START Record set

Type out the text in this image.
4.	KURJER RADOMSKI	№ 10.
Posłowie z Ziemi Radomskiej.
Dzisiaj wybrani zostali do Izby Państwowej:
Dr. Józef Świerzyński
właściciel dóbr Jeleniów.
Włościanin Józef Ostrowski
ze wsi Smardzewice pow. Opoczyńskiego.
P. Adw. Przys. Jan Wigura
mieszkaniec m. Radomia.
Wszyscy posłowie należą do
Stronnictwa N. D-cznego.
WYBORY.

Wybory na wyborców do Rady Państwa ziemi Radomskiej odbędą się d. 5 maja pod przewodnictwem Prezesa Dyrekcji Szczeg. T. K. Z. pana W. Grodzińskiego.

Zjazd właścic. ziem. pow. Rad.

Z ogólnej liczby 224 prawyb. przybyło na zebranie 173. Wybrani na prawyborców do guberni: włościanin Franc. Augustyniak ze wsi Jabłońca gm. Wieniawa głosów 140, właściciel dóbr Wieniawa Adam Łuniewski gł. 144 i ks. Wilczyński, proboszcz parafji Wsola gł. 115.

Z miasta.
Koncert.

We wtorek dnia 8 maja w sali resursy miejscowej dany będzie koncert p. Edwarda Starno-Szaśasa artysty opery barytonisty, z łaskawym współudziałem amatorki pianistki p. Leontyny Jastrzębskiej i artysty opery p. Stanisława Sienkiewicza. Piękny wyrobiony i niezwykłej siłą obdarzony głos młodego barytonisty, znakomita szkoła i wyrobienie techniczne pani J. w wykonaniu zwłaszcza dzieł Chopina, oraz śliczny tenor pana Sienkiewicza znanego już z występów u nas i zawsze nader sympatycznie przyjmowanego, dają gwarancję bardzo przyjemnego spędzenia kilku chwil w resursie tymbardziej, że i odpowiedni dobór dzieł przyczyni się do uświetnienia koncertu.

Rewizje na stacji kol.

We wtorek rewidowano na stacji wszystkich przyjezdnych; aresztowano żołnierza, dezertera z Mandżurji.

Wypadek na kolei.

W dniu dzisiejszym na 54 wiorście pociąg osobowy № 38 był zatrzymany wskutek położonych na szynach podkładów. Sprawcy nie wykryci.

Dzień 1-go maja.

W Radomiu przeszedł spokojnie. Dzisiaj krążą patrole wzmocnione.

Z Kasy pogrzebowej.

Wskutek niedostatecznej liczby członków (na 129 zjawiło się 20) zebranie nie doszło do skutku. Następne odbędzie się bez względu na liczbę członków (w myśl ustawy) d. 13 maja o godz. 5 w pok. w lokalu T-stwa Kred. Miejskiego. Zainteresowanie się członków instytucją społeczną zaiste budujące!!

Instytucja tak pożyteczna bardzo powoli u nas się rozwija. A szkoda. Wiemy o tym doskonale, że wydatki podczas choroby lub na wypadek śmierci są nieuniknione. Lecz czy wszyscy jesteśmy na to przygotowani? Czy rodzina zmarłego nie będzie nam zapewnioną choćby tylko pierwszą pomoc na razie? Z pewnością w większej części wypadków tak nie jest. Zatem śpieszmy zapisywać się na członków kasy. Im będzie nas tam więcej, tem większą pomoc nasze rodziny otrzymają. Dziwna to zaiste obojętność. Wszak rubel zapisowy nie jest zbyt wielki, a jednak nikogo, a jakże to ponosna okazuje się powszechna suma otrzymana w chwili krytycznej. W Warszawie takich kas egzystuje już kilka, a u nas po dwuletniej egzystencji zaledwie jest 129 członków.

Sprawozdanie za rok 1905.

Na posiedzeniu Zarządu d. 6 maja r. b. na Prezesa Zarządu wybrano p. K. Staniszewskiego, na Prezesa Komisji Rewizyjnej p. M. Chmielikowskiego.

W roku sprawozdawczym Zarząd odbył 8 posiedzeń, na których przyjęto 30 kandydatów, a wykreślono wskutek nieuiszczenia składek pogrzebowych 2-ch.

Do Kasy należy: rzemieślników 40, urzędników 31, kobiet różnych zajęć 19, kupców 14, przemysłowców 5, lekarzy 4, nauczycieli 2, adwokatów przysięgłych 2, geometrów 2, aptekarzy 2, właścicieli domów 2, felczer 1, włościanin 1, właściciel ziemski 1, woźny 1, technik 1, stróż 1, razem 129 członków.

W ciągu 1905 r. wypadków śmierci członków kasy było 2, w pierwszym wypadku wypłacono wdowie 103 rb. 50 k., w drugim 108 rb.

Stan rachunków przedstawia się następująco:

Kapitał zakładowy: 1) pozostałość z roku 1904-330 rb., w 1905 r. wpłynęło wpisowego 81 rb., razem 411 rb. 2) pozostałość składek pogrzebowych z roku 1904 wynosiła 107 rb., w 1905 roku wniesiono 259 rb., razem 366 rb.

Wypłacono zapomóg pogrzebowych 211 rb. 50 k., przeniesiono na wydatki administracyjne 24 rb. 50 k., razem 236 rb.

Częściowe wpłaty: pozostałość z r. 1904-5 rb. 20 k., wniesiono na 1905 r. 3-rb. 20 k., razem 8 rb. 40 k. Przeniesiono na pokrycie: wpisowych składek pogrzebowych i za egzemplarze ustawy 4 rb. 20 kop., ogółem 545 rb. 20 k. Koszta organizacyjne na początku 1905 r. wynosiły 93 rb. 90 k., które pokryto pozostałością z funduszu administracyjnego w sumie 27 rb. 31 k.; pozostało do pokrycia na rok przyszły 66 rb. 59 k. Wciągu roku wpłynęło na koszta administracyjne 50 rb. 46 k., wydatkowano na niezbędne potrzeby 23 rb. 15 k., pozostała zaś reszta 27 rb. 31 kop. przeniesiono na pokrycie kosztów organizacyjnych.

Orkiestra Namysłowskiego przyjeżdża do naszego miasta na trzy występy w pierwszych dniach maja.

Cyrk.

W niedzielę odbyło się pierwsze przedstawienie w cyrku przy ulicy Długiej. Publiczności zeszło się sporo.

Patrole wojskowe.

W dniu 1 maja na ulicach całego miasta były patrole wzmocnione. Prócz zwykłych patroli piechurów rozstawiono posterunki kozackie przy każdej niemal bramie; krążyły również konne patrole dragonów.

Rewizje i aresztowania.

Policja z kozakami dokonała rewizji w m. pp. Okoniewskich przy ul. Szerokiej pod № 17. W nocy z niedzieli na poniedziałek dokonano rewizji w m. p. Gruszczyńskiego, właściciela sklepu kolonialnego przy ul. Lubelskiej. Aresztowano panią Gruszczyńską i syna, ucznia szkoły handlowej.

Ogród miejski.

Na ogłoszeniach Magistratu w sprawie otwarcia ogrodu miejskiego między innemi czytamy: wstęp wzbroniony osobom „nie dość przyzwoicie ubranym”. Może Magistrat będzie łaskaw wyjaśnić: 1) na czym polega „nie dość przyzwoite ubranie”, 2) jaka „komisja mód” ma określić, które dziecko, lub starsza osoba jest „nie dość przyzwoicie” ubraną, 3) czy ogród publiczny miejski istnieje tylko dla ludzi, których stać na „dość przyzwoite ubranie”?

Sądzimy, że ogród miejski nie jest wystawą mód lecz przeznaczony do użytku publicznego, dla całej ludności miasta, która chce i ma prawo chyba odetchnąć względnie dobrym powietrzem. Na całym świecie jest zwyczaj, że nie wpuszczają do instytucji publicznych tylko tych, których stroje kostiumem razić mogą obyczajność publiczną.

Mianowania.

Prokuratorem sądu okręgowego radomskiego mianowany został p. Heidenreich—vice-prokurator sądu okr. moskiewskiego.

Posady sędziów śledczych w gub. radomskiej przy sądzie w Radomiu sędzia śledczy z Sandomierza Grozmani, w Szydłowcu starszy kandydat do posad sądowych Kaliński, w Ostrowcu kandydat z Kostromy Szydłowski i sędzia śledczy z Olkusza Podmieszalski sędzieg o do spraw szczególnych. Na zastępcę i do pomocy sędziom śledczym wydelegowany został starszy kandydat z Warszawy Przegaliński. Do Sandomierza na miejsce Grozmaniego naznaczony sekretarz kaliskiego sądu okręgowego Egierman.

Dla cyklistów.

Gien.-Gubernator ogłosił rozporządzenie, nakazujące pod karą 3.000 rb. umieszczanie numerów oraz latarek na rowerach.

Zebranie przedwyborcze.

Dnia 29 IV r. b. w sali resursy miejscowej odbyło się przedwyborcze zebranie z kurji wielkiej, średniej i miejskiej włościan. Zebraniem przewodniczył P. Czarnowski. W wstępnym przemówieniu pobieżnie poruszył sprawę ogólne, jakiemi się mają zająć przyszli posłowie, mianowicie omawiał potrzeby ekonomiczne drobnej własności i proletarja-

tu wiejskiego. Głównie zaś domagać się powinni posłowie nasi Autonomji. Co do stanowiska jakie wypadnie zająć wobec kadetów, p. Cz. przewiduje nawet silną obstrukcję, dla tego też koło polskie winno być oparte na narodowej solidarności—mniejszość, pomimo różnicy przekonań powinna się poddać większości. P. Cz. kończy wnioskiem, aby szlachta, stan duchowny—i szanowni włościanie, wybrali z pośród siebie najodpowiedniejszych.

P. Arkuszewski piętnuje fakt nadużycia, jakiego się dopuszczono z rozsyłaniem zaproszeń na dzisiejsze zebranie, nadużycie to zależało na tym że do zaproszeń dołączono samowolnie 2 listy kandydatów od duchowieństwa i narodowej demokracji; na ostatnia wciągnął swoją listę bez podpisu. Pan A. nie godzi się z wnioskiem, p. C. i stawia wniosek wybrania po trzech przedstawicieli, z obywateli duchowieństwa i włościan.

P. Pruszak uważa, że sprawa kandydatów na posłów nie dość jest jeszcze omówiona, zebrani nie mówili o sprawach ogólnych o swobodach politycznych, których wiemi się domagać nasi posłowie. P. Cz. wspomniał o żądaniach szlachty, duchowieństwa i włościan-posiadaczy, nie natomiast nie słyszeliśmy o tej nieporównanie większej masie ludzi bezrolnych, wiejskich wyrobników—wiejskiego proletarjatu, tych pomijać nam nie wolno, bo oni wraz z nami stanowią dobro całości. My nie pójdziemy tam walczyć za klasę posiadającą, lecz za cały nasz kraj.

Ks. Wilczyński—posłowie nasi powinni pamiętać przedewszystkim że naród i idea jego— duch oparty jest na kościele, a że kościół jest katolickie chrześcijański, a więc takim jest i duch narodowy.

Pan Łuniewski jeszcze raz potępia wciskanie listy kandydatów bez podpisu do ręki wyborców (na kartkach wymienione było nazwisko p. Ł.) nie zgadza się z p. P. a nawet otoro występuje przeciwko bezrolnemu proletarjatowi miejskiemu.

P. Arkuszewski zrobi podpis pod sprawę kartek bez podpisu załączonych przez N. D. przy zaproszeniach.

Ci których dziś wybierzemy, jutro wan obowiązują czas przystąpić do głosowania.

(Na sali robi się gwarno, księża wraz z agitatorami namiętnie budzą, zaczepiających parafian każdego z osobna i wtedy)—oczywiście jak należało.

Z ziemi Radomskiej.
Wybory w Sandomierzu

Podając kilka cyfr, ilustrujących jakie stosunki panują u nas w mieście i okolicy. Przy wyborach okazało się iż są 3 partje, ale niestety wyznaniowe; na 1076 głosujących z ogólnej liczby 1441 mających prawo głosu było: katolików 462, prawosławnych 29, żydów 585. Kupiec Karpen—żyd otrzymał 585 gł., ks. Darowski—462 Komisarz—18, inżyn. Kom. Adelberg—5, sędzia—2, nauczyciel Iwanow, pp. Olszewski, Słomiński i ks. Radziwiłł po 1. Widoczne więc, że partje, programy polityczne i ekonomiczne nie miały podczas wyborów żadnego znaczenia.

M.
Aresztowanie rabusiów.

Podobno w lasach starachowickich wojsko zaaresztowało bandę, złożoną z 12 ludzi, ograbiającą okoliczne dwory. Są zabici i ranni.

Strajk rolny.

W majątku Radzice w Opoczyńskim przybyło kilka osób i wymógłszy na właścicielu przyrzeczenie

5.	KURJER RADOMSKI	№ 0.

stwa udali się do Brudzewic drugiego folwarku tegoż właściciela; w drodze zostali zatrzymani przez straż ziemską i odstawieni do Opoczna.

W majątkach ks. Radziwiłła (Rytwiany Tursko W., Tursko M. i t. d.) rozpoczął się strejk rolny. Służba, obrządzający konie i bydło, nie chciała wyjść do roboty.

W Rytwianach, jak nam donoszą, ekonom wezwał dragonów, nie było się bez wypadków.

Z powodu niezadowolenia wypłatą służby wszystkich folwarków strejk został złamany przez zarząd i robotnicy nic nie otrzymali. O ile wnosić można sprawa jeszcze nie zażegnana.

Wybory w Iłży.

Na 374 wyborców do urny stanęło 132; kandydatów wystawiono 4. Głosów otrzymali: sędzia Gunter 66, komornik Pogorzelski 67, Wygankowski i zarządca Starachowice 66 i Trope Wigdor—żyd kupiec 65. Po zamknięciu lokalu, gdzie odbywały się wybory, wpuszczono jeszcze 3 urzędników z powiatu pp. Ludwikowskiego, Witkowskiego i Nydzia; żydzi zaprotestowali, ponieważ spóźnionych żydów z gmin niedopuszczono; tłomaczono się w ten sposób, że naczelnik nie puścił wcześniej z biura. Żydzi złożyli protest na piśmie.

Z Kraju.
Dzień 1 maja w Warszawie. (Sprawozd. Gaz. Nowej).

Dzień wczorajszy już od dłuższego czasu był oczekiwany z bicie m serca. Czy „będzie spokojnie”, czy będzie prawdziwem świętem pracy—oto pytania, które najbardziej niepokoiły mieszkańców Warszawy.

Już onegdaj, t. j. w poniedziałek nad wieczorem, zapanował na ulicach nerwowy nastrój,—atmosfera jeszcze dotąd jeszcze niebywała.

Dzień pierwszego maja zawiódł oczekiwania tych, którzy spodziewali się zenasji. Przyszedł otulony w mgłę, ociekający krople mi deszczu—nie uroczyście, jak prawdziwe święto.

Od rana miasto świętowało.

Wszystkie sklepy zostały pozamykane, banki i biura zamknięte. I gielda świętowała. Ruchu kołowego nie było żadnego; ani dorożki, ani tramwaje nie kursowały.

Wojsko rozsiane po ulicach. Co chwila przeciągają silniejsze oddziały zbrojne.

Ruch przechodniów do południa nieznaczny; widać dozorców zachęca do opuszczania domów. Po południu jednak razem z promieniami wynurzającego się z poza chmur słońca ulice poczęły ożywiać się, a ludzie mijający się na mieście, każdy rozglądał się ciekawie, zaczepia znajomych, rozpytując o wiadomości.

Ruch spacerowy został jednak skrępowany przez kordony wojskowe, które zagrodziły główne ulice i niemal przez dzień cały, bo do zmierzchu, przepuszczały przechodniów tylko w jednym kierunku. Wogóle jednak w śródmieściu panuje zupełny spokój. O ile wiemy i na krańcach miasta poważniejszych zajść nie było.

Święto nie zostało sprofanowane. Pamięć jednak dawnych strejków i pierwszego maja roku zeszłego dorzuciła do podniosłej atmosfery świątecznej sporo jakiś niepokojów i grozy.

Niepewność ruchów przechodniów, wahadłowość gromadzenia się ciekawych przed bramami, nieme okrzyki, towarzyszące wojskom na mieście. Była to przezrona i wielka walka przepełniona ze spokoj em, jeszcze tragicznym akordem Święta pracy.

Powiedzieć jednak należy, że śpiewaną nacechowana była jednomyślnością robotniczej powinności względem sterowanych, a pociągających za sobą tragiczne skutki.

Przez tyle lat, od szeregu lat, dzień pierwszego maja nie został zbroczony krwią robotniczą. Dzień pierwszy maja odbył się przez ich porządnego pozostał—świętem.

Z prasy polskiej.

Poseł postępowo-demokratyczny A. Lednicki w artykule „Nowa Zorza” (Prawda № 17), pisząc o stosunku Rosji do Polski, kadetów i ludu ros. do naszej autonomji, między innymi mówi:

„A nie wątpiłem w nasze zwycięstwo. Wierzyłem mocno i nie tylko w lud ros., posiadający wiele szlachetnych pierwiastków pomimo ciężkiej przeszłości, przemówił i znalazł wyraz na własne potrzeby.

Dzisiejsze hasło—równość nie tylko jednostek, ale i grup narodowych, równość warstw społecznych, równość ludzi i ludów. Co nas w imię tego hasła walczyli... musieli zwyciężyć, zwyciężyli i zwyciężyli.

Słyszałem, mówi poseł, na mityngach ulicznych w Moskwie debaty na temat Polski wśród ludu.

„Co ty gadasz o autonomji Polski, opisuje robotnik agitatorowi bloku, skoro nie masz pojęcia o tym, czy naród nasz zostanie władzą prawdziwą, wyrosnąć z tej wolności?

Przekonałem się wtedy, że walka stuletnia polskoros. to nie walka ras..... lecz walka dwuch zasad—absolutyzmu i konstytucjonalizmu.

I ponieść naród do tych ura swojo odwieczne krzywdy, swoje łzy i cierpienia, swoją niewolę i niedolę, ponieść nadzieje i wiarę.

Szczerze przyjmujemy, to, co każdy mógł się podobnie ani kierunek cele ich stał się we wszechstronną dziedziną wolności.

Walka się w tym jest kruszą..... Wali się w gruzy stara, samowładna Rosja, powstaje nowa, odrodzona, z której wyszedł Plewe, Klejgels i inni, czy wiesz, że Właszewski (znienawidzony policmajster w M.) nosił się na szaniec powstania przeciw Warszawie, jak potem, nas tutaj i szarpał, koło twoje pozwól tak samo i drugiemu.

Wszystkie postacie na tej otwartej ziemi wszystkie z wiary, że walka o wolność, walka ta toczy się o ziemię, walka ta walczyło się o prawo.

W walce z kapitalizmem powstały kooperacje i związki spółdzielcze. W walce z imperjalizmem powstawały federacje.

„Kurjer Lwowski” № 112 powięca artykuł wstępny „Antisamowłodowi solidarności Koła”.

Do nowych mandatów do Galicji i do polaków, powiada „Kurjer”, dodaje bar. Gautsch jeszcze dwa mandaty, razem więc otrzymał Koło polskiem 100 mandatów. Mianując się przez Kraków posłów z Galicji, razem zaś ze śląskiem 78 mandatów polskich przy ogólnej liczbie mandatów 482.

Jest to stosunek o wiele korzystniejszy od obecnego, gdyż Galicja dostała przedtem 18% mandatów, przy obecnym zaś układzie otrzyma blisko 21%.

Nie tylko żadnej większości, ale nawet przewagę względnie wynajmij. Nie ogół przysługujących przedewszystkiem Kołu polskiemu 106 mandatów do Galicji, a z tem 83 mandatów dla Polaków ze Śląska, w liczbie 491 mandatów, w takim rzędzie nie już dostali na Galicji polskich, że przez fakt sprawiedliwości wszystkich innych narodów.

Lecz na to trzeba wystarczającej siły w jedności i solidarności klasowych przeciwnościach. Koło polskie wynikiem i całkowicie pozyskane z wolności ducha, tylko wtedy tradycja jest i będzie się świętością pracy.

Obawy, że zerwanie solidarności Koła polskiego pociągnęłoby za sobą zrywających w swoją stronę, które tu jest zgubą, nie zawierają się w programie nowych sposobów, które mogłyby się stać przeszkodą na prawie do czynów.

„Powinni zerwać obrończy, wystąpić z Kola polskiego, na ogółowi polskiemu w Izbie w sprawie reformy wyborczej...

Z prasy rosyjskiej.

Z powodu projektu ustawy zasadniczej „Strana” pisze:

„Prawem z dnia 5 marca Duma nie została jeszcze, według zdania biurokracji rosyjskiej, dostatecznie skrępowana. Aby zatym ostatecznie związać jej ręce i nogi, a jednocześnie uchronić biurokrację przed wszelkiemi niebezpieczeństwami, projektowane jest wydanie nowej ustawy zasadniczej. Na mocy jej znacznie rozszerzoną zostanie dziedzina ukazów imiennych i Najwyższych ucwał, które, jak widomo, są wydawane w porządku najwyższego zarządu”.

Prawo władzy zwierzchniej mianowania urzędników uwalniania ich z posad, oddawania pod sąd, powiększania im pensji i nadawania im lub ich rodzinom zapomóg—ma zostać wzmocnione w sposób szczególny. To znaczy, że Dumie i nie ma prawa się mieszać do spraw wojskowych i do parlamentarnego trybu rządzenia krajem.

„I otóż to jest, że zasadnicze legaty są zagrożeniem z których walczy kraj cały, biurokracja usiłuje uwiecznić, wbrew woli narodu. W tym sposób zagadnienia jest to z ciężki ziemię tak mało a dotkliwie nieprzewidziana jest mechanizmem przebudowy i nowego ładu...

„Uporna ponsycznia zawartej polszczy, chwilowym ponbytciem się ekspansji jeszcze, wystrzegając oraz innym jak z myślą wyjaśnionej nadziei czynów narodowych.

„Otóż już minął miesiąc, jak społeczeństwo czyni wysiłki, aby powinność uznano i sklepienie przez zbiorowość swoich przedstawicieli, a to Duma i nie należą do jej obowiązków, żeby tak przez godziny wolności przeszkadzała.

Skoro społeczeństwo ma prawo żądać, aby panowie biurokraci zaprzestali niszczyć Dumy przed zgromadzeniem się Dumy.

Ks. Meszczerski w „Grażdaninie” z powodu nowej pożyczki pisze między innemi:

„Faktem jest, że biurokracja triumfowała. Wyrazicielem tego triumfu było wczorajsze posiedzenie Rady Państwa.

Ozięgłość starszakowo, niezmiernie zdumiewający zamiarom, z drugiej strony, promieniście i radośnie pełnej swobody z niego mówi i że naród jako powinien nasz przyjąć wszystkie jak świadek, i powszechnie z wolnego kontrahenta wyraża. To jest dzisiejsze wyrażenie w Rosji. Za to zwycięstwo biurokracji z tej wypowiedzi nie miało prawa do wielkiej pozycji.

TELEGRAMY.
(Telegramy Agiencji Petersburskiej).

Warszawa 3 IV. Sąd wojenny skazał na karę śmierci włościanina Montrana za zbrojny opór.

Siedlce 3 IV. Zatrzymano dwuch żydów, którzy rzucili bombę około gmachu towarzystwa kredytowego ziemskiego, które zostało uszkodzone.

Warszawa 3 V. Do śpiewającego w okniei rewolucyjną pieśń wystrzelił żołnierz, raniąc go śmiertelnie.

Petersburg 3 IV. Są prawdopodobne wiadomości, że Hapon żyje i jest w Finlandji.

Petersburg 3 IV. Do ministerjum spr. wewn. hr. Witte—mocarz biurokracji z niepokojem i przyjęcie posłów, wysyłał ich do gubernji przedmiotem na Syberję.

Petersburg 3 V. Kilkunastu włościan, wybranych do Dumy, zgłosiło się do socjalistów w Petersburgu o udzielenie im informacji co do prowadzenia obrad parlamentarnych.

END Record set

• _What the task requires_
Return a copy of every line that includes the word "wojskowe".

• _Output of the exercise_
Patrole wojskowe.
Ruch spacerowy został jednak skrępowany przez kordony wojskowe, które zagrodziły główne ulice i niemal przez dzień cały, bo do zmierzchu, przepuszczały przechodniów tylko w jednym kierunku. Wogóle jednak w śródmieściu panuje zupełny spokój. O ile wiemy i na krańcach miasta poważniejszych zajść nie było.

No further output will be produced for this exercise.